GOAL: Copy out each line of the data that holds the word "Years".

[Data entries]
════════════════════
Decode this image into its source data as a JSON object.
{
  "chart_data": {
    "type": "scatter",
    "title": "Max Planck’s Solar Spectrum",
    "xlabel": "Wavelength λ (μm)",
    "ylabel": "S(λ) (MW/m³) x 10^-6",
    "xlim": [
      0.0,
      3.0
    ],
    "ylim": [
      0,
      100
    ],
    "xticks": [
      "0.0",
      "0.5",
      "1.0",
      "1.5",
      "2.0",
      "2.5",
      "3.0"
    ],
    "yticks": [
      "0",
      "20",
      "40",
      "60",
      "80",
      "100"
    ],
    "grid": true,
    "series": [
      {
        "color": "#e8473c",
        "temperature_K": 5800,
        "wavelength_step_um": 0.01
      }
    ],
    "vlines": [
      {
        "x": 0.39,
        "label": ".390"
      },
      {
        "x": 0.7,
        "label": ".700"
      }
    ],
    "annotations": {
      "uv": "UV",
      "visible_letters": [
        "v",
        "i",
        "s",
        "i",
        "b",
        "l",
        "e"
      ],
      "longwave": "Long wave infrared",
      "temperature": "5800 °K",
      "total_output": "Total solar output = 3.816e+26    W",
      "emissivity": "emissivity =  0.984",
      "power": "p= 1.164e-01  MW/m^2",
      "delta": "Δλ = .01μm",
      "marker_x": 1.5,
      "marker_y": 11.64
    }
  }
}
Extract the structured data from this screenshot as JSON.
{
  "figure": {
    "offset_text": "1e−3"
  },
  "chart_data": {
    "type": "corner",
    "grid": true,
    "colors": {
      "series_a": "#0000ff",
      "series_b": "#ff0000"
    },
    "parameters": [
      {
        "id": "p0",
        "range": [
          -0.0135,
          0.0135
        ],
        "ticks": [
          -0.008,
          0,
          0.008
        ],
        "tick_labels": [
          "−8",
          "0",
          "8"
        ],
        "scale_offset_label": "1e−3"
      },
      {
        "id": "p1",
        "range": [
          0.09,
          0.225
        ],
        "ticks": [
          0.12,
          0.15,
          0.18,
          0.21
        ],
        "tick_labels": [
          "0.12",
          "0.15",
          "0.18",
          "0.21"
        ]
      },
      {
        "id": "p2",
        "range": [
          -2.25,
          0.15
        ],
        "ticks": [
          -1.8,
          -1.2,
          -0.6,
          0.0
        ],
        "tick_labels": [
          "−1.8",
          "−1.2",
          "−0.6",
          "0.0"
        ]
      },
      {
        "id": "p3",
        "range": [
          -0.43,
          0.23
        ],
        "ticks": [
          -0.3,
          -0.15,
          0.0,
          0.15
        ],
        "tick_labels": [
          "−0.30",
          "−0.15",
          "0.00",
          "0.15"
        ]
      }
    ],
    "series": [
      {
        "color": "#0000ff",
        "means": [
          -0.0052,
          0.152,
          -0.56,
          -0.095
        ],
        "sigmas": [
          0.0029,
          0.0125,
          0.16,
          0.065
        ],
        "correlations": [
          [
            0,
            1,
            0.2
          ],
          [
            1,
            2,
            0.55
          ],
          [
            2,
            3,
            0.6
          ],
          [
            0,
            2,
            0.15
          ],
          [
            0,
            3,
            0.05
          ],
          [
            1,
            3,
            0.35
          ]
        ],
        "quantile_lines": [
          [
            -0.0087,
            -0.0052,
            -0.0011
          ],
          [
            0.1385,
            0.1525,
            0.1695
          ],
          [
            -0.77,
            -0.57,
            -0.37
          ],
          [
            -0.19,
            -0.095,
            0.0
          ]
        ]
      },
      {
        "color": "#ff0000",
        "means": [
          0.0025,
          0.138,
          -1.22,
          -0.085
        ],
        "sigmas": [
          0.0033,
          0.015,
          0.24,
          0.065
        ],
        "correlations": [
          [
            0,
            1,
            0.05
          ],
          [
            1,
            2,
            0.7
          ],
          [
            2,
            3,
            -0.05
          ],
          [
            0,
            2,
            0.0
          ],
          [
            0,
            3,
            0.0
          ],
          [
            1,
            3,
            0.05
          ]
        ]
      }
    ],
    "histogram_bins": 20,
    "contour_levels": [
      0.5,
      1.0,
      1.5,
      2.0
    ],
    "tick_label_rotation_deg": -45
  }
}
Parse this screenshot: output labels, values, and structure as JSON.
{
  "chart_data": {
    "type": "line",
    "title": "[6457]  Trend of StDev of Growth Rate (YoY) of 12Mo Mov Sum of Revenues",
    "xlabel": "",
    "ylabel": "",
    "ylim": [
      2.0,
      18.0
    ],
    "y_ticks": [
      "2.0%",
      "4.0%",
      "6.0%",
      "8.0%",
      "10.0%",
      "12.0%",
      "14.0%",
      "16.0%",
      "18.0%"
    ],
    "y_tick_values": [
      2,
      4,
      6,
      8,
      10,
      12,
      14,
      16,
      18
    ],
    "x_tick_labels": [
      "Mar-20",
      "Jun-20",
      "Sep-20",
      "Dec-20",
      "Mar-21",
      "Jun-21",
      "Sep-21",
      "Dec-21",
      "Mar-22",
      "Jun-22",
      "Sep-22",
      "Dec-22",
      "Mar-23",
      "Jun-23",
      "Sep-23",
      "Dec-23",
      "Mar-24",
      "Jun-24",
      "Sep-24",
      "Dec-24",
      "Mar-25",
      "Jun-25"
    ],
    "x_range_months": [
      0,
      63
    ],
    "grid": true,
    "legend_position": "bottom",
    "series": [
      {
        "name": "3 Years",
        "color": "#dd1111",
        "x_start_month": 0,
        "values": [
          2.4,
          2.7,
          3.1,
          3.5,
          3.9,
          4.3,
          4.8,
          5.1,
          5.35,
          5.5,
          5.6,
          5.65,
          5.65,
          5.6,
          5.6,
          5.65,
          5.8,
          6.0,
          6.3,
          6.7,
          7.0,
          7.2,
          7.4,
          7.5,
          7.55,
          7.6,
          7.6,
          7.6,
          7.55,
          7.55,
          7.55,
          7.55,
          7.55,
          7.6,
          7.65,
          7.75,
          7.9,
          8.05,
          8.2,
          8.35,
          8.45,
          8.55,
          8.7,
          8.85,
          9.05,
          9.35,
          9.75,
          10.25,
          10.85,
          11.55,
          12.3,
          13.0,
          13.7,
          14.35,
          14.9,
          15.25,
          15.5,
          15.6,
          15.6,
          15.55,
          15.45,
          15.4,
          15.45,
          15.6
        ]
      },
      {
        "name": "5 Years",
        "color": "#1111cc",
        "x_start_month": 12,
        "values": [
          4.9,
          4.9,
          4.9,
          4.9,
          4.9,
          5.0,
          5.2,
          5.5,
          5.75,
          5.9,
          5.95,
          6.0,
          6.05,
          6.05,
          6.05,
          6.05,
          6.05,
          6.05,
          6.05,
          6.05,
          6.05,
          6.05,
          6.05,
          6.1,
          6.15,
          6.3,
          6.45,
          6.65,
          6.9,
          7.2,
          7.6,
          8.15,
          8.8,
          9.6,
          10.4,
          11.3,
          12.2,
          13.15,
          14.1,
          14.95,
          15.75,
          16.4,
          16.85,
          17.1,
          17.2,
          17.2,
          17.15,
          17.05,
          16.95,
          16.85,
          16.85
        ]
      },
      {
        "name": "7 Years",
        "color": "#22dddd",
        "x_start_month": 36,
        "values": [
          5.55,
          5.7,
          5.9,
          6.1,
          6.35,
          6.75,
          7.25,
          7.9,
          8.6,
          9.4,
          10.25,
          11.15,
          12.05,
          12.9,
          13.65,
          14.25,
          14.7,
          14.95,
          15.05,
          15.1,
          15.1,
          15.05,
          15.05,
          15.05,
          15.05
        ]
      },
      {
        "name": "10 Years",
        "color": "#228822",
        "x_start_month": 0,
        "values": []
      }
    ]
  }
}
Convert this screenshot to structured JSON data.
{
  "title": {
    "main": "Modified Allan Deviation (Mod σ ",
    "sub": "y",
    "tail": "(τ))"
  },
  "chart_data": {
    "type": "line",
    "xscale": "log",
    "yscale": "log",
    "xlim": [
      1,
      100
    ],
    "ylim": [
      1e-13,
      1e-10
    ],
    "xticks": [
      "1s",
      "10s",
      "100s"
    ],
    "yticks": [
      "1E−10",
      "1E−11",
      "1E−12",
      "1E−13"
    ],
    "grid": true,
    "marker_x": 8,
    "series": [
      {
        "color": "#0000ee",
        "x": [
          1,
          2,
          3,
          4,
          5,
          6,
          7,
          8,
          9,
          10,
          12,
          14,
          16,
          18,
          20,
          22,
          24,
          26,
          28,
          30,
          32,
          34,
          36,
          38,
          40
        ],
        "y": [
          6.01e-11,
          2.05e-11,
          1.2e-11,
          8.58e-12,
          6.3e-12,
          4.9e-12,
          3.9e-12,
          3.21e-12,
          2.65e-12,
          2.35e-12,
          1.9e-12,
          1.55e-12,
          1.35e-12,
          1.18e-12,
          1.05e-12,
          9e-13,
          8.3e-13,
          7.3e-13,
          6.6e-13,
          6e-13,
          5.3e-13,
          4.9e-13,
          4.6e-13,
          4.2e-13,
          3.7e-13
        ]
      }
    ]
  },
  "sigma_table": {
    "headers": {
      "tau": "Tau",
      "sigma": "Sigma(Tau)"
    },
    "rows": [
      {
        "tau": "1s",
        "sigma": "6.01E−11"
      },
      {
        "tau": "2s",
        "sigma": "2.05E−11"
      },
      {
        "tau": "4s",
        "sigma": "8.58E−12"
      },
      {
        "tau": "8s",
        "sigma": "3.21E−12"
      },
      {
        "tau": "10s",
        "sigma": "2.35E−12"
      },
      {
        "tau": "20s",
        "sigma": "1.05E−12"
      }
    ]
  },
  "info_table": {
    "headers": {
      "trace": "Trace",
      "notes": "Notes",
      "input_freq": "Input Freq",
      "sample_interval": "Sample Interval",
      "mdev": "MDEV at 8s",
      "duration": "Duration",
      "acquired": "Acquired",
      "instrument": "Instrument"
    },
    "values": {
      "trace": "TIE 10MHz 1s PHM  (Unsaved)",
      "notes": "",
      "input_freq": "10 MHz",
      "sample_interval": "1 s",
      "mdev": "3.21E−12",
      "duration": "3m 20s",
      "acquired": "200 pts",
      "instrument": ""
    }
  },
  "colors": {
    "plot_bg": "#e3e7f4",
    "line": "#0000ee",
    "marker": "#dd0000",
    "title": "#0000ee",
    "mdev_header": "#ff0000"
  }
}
════════════════════
OUTPUT FOR THIS TASK:
        "name": "3 Years",
        "name": "5 Years",
        "name": "7 Years",
        "name": "10 Years",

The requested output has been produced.